STATED PROBLEM: List every line below containing "this".

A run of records
-- begin --

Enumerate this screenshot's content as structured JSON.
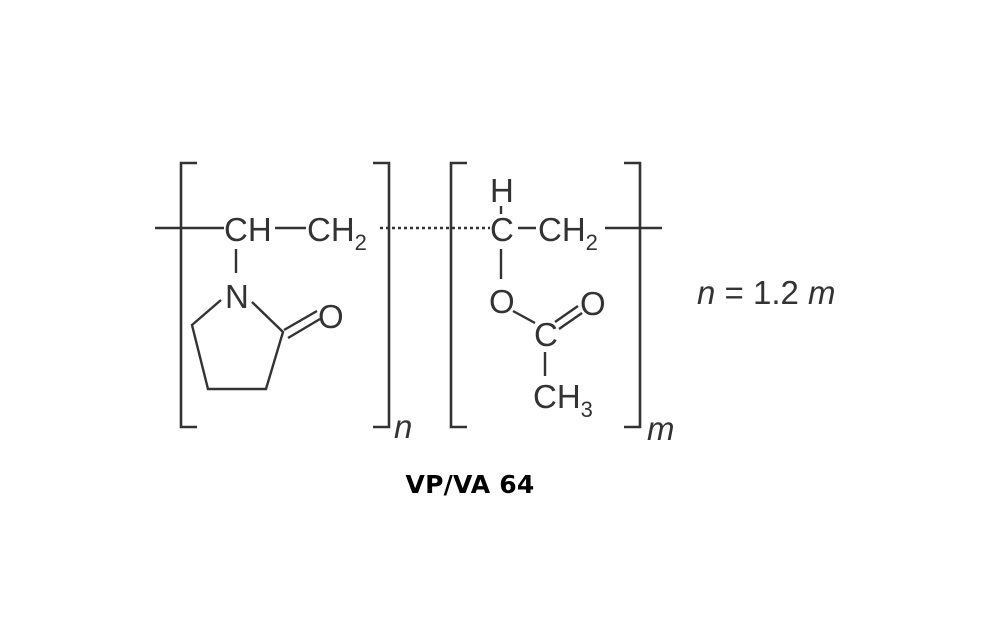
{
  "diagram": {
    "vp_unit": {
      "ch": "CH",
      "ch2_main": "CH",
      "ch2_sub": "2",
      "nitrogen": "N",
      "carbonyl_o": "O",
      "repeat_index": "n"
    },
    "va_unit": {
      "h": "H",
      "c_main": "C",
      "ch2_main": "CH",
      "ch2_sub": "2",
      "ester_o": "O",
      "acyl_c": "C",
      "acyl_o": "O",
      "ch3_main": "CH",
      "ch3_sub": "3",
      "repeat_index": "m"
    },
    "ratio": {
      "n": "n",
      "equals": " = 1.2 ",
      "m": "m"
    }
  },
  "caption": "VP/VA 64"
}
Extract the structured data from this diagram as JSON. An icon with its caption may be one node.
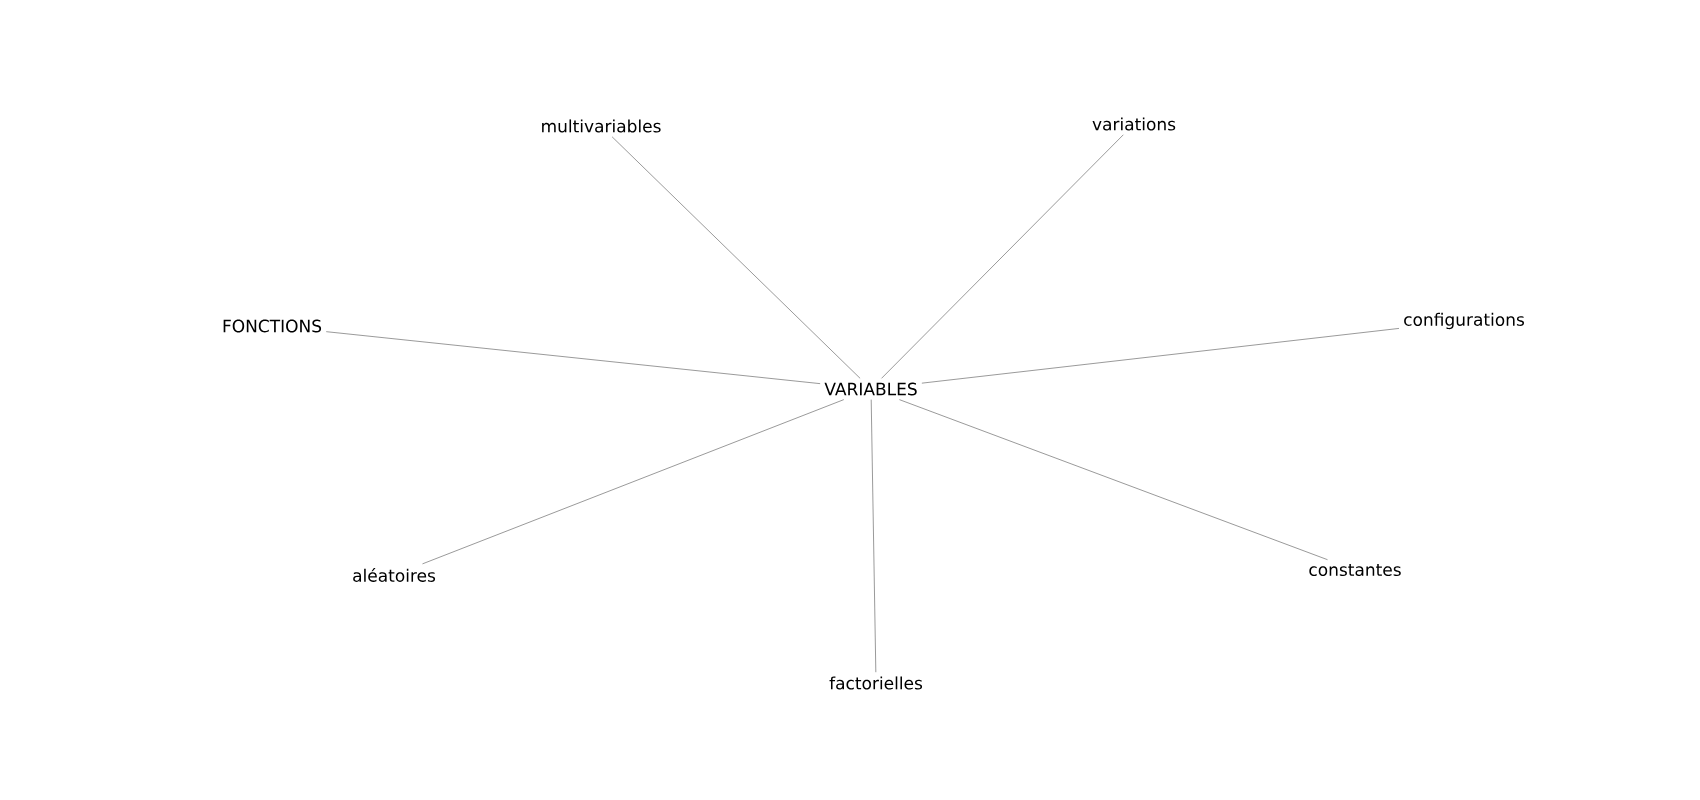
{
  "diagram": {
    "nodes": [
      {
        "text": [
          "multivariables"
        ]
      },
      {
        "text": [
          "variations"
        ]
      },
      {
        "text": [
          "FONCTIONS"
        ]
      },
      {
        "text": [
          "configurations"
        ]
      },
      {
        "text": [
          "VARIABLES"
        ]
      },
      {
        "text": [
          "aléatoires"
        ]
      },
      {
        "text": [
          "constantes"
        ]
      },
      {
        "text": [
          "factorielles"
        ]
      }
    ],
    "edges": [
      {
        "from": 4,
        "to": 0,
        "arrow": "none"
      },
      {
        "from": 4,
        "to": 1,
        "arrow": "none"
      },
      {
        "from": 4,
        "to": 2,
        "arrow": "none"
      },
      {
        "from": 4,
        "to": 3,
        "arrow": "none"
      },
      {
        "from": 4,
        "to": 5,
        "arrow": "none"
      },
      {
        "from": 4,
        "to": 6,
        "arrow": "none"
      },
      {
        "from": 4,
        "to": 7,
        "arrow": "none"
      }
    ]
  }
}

-- end --

TASK RESULT:
Enumerate this screenshot's content as structured JSON.
Extract the structured data from this diagram as JSON. An icon with its caption may be one node.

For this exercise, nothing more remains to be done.